• Given task: The exercise asks you to copy every line below in which "heading" appears.

• Exercise material:
····················
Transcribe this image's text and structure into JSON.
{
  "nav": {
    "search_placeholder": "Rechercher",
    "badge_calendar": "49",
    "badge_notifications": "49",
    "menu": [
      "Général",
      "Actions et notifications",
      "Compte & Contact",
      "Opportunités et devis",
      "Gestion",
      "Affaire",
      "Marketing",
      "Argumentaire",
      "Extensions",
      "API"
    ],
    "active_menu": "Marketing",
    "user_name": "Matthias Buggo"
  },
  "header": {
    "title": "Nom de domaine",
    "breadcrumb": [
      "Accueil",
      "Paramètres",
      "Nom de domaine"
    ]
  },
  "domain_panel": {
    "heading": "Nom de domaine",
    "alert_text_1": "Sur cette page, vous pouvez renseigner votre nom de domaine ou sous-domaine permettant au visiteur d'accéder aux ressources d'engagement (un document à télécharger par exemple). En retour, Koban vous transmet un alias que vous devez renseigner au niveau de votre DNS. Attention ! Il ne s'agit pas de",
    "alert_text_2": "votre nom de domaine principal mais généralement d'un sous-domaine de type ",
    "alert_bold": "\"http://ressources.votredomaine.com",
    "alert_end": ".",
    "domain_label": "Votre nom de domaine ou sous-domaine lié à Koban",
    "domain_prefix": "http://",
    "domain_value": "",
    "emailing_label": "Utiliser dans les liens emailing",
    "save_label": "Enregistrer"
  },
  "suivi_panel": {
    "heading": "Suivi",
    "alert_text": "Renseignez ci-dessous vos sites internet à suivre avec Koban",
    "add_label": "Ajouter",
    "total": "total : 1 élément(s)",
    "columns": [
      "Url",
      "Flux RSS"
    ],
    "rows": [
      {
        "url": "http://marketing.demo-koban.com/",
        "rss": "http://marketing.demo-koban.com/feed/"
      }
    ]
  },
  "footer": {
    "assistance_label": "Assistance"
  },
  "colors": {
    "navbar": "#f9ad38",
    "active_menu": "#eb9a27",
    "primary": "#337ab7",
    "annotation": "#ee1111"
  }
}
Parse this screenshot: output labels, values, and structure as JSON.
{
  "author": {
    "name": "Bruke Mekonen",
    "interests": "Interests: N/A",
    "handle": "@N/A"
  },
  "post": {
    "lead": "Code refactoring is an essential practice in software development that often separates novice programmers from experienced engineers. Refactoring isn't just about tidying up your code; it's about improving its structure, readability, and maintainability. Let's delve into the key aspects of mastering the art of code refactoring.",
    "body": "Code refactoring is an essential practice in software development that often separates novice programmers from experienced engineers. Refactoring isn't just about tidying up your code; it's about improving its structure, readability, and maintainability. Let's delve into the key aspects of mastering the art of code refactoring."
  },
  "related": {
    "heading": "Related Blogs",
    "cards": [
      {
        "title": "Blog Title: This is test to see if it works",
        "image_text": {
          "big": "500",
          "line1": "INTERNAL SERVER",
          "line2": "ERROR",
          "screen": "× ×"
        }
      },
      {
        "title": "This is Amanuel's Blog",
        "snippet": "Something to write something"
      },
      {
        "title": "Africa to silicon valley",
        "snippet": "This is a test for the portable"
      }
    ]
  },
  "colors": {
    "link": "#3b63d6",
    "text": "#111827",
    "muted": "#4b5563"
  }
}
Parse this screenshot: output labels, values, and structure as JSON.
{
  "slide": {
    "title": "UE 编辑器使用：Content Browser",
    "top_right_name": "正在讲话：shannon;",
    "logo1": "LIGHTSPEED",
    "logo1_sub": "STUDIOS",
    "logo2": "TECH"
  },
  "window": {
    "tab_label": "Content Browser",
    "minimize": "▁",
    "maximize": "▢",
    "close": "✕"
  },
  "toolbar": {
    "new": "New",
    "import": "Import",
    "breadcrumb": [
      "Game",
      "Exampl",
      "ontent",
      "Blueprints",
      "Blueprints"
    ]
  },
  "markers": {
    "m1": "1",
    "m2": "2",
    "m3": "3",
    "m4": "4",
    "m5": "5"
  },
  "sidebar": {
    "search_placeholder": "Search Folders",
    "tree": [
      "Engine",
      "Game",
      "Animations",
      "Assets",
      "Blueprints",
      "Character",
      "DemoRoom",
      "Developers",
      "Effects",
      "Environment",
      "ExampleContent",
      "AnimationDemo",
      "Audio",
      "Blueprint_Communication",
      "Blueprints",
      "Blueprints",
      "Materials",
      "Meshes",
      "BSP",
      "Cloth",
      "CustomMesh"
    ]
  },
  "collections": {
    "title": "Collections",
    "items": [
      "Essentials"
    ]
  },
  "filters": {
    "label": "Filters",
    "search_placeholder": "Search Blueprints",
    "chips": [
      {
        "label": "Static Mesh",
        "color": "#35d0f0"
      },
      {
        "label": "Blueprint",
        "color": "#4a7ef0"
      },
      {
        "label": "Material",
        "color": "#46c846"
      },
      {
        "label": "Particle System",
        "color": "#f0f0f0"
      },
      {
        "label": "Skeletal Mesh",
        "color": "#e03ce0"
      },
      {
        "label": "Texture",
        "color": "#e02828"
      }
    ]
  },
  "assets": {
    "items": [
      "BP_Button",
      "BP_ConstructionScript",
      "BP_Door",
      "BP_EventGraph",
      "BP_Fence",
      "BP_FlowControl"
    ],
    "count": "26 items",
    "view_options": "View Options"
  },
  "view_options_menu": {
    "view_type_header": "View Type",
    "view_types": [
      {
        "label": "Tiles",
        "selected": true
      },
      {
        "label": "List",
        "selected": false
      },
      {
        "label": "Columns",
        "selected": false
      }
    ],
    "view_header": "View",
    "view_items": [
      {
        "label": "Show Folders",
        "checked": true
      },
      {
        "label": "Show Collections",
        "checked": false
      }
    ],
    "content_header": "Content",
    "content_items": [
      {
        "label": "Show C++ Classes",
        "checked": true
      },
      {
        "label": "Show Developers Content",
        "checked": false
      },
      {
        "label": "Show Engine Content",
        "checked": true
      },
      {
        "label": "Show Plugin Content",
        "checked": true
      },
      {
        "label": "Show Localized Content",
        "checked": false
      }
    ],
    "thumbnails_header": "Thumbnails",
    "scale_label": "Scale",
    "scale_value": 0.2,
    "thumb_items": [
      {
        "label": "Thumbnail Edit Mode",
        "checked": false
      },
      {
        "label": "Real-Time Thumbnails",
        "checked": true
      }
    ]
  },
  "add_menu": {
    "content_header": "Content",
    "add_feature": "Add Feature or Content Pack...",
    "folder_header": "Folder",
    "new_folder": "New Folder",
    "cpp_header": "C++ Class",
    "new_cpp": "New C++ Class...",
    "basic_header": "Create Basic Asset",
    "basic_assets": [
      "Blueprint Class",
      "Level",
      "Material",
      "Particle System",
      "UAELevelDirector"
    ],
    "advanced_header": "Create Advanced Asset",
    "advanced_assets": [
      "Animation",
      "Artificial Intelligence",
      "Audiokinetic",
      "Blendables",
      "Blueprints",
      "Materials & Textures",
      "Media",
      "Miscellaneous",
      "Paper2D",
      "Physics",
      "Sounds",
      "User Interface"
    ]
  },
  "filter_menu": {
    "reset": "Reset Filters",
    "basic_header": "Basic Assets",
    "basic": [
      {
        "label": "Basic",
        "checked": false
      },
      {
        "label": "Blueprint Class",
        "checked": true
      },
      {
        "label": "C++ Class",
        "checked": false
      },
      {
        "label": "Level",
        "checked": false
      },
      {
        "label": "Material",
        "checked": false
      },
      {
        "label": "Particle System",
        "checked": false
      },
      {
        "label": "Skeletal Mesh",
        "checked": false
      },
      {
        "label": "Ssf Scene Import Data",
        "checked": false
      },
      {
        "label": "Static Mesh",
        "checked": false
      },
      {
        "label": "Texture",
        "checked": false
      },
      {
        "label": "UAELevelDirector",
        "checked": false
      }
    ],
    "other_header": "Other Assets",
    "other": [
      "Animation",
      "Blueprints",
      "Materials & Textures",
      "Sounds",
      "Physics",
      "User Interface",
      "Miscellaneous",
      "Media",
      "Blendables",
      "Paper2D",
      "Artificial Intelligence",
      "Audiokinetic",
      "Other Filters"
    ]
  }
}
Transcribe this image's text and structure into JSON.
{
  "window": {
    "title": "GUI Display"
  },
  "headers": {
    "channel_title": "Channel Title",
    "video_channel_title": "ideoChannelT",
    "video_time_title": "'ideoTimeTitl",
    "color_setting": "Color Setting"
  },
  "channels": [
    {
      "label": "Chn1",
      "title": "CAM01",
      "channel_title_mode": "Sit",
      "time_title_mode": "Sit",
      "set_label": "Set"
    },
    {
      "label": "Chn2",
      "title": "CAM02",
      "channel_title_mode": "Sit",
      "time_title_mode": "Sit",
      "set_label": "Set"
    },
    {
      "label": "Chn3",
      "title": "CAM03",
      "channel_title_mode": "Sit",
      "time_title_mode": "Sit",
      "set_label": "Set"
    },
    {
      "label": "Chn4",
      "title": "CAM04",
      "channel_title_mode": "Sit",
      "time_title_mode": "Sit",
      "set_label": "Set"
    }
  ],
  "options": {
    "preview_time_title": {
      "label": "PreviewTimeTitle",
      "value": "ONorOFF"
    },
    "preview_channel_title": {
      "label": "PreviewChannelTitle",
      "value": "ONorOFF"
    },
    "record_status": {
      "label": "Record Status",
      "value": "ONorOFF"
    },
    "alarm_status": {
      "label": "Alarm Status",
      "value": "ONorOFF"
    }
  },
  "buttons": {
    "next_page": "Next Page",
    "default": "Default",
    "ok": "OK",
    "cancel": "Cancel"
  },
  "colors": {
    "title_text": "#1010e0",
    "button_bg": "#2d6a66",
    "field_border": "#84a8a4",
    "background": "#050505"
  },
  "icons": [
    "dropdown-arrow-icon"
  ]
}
····················
• Response to this exercise:
    "heading": "Nom de domaine",
    "heading": "Suivi",
    "heading": "Related Blogs",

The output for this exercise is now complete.